Excerpts from a layout annotation set:
....
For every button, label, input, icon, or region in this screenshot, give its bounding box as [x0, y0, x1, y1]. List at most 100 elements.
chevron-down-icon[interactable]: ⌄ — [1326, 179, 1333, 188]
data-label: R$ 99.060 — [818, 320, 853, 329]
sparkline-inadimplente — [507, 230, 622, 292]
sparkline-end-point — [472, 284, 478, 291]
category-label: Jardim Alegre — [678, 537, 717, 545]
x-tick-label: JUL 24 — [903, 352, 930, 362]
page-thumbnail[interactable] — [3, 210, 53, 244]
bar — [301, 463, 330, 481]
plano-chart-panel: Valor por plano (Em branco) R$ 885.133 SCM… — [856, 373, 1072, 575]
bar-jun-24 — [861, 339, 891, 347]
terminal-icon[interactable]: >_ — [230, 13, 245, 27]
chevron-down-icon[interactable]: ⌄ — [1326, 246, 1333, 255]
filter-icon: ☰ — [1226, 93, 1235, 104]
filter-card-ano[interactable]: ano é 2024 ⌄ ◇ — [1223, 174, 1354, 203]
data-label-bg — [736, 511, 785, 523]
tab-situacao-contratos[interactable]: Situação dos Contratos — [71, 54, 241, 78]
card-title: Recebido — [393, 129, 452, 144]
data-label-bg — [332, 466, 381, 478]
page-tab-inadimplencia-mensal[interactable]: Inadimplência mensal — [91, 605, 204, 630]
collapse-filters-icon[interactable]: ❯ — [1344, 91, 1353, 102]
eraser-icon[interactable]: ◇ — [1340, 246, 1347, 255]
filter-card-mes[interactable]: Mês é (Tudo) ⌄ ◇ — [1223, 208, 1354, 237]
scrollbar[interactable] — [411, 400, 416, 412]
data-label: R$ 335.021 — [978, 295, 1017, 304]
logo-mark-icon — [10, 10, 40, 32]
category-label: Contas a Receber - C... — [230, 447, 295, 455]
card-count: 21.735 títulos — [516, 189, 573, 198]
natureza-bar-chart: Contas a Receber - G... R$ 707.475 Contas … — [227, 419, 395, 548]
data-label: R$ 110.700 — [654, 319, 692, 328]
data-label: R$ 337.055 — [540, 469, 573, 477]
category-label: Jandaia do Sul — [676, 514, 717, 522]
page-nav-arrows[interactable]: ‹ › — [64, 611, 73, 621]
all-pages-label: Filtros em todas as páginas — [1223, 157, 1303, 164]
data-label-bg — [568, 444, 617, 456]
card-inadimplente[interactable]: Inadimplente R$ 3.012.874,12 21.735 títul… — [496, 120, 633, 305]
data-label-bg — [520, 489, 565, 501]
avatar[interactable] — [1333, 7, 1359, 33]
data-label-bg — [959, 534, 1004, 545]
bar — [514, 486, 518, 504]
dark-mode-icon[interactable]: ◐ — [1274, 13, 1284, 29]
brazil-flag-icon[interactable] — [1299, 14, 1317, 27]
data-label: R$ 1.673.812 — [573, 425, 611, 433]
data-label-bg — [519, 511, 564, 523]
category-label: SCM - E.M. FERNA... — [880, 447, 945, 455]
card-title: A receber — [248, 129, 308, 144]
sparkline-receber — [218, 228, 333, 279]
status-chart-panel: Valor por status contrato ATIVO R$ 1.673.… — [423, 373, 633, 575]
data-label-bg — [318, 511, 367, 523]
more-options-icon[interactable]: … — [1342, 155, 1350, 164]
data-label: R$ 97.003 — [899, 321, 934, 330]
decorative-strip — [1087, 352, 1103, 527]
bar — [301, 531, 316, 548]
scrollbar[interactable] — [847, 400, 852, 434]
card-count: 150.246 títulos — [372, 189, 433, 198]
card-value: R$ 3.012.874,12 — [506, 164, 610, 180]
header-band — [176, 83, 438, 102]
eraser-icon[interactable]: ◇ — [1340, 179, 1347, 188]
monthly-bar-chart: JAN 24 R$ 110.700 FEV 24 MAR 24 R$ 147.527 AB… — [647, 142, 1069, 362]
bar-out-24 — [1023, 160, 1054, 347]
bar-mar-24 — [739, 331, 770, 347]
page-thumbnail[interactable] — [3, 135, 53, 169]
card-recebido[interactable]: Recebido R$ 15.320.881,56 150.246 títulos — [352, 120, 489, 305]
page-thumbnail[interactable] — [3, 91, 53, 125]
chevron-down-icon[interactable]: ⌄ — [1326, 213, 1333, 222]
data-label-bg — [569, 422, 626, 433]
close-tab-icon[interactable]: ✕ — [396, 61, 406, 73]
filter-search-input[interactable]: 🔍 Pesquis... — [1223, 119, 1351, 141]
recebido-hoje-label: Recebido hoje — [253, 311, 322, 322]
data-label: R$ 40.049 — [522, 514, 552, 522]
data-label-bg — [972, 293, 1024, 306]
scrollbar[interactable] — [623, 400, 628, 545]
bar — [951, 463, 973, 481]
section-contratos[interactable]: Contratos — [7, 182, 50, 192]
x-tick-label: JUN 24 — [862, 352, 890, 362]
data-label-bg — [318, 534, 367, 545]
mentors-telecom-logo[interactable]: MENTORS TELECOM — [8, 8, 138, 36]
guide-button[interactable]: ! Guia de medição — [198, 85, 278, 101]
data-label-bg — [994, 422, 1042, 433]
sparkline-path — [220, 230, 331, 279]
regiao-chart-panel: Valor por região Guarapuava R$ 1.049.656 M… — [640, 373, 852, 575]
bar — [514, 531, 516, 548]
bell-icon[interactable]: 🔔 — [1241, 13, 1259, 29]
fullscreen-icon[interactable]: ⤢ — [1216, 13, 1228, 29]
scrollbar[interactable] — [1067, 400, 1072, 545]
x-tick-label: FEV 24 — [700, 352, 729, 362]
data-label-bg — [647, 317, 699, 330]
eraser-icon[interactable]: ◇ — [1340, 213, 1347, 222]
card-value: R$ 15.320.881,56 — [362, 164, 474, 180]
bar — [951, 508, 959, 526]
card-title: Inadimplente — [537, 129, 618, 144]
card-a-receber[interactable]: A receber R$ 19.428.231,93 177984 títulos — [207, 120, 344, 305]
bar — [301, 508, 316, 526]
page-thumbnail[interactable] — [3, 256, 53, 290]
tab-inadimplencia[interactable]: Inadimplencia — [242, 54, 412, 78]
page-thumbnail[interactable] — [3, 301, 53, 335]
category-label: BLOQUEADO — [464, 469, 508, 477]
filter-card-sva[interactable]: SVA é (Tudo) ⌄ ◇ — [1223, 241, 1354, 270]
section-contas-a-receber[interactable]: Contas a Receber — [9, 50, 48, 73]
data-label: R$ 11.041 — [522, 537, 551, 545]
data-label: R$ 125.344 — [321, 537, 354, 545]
....
# Task to carry out
Render every line of the entries above as a JSON list of strings, one string per line, and omit blank lines.

# Reply to the task
[
  "For every button, label, input, icon, or region in this screenshot, give its bounding box as [x0, y0, x1, y1]. List at most 100 elements.",
  "chevron-down-icon[interactable]: ⌄ — [1326, 179, 1333, 188]",
  "data-label: R$ 99.060 — [818, 320, 853, 329]",
  "sparkline-inadimplente — [507, 230, 622, 292]",
  "sparkline-end-point — [472, 284, 478, 291]",
  "category-label: Jardim Alegre — [678, 537, 717, 545]",
  "x-tick-label: JUL 24 — [903, 352, 930, 362]",
  "page-thumbnail[interactable] — [3, 210, 53, 244]",
  "bar — [301, 463, 330, 481]",
  "plano-chart-panel: Valor por plano (Em branco) R$ 885.133 SCM… — [856, 373, 1072, 575]",
  "bar-jun-24 — [861, 339, 891, 347]",
  "terminal-icon[interactable]: >_ — [230, 13, 245, 27]",
  "chevron-down-icon[interactable]: ⌄ — [1326, 246, 1333, 255]",
  "filter-icon: ☰ — [1226, 93, 1235, 104]",
  "filter-card-ano[interactable]: ano é 2024 ⌄ ◇ — [1223, 174, 1354, 203]",
  "data-label-bg — [736, 511, 785, 523]",
  "tab-situacao-contratos[interactable]: Situação dos Contratos — [71, 54, 241, 78]",
  "card-title: Recebido — [393, 129, 452, 144]",
  "data-label-bg — [332, 466, 381, 478]",
  "page-tab-inadimplencia-mensal[interactable]: Inadimplência mensal — [91, 605, 204, 630]",
  "collapse-filters-icon[interactable]: ❯ — [1344, 91, 1353, 102]",
  "eraser-icon[interactable]: ◇ — [1340, 246, 1347, 255]",
  "filter-card-mes[interactable]: Mês é (Tudo) ⌄ ◇ — [1223, 208, 1354, 237]",
  "scrollbar[interactable] — [411, 400, 416, 412]",
  "data-label: R$ 335.021 — [978, 295, 1017, 304]",
  "logo-mark-icon — [10, 10, 40, 32]",
  "category-label: Contas a Receber - C... — [230, 447, 295, 455]",
  "card-count: 21.735 títulos — [516, 189, 573, 198]",
  "natureza-bar-chart: Contas a Receber - G... R$ 707.475 Contas … — [227, 419, 395, 548]",
  "data-label: R$ 110.700 — [654, 319, 692, 328]",
  "data-label: R$ 337.055 — [540, 469, 573, 477]",
  "category-label: Jandaia do Sul — [676, 514, 717, 522]",
  "page-nav-arrows[interactable]: ‹ › — [64, 611, 73, 621]",
  "all-pages-label: Filtros em todas as páginas — [1223, 157, 1303, 164]",
  "data-label-bg — [568, 444, 617, 456]",
  "card-inadimplente[interactable]: Inadimplente R$ 3.012.874,12 21.735 títul… — [496, 120, 633, 305]",
  "data-label-bg — [520, 489, 565, 501]",
  "avatar[interactable] — [1333, 7, 1359, 33]",
  "data-label-bg — [959, 534, 1004, 545]",
  "bar — [514, 486, 518, 504]",
  "dark-mode-icon[interactable]: ◐ — [1274, 13, 1284, 29]",
  "brazil-flag-icon[interactable] — [1299, 14, 1317, 27]",
  "data-label: R$ 1.673.812 — [573, 425, 611, 433]",
  "data-label-bg — [519, 511, 564, 523]",
  "category-label: SCM - E.M. FERNA... — [880, 447, 945, 455]",
  "card-title: A receber — [248, 129, 308, 144]",
  "sparkline-receber — [218, 228, 333, 279]",
  "status-chart-panel: Valor por status contrato ATIVO R$ 1.673.… — [423, 373, 633, 575]",
  "data-label-bg — [318, 511, 367, 523]",
  "more-options-icon[interactable]: … — [1342, 155, 1350, 164]",
  "data-label: R$ 97.003 — [899, 321, 934, 330]",
  "decorative-strip — [1087, 352, 1103, 527]",
  "bar — [301, 531, 316, 548]",
  "scrollbar[interactable] — [847, 400, 852, 434]",
  "card-count: 150.246 títulos — [372, 189, 433, 198]",
  "card-value: R$ 3.012.874,12 — [506, 164, 610, 180]",
  "header-band — [176, 83, 438, 102]",
  "eraser-icon[interactable]: ◇ — [1340, 179, 1347, 188]",
  "monthly-bar-chart: JAN 24 R$ 110.700 FEV 24 MAR 24 R$ 147.527 AB… — [647, 142, 1069, 362]",
  "bar-out-24 — [1023, 160, 1054, 347]",
  "bar-mar-24 — [739, 331, 770, 347]",
  "page-thumbnail[interactable] — [3, 135, 53, 169]",
  "card-recebido[interactable]: Recebido R$ 15.320.881,56 150.246 títulos — [352, 120, 489, 305]",
  "page-thumbnail[interactable] — [3, 91, 53, 125]",
  "chevron-down-icon[interactable]: ⌄ — [1326, 213, 1333, 222]",
  "data-label-bg — [569, 422, 626, 433]",
  "close-tab-icon[interactable]: ✕ — [396, 61, 406, 73]",
  "filter-search-input[interactable]: 🔍 Pesquis... — [1223, 119, 1351, 141]",
  "recebido-hoje-label: Recebido hoje — [253, 311, 322, 322]",
  "data-label: R$ 40.049 — [522, 514, 552, 522]",
  "data-label-bg — [972, 293, 1024, 306]",
  "scrollbar[interactable] — [623, 400, 628, 545]",
  "bar — [951, 463, 973, 481]",
  "section-contratos[interactable]: Contratos — [7, 182, 50, 192]",
  "x-tick-label: JUN 24 — [862, 352, 890, 362]",
  "data-label-bg — [318, 534, 367, 545]",
  "mentors-telecom-logo[interactable]: MENTORS TELECOM — [8, 8, 138, 36]",
  "guide-button[interactable]: ! Guia de medição — [198, 85, 278, 101]",
  "data-label-bg — [994, 422, 1042, 433]",
  "sparkline-path — [220, 230, 331, 279]",
  "regiao-chart-panel: Valor por região Guarapuava R$ 1.049.656 M… — [640, 373, 852, 575]",
  "bar — [514, 531, 516, 548]",
  "bell-icon[interactable]: 🔔 — [1241, 13, 1259, 29]",
  "fullscreen-icon[interactable]: ⤢ — [1216, 13, 1228, 29]",
  "scrollbar[interactable] — [1067, 400, 1072, 545]",
  "x-tick-label: FEV 24 — [700, 352, 729, 362]",
  "data-label-bg — [647, 317, 699, 330]",
  "eraser-icon[interactable]: ◇ — [1340, 213, 1347, 222]",
  "card-value: R$ 15.320.881,56 — [362, 164, 474, 180]",
  "bar — [951, 508, 959, 526]",
  "card-title: Inadimplente — [537, 129, 618, 144]",
  "card-a-receber[interactable]: A receber R$ 19.428.231,93 177984 títulos — [207, 120, 344, 305]",
  "bar — [301, 508, 316, 526]",
  "page-thumbnail[interactable] — [3, 256, 53, 290]",
  "tab-inadimplencia[interactable]: Inadimplencia — [242, 54, 412, 78]",
  "page-thumbnail[interactable] — [3, 301, 53, 335]",
  "category-label: BLOQUEADO — [464, 469, 508, 477]",
  "filter-card-sva[interactable]: SVA é (Tudo) ⌄ ◇ — [1223, 241, 1354, 270]",
  "section-contas-a-receber[interactable]: Contas a Receber — [9, 50, 48, 73]",
  "data-label: R$ 11.041 — [522, 537, 551, 545]",
  "data-label: R$ 125.344 — [321, 537, 354, 545]"
]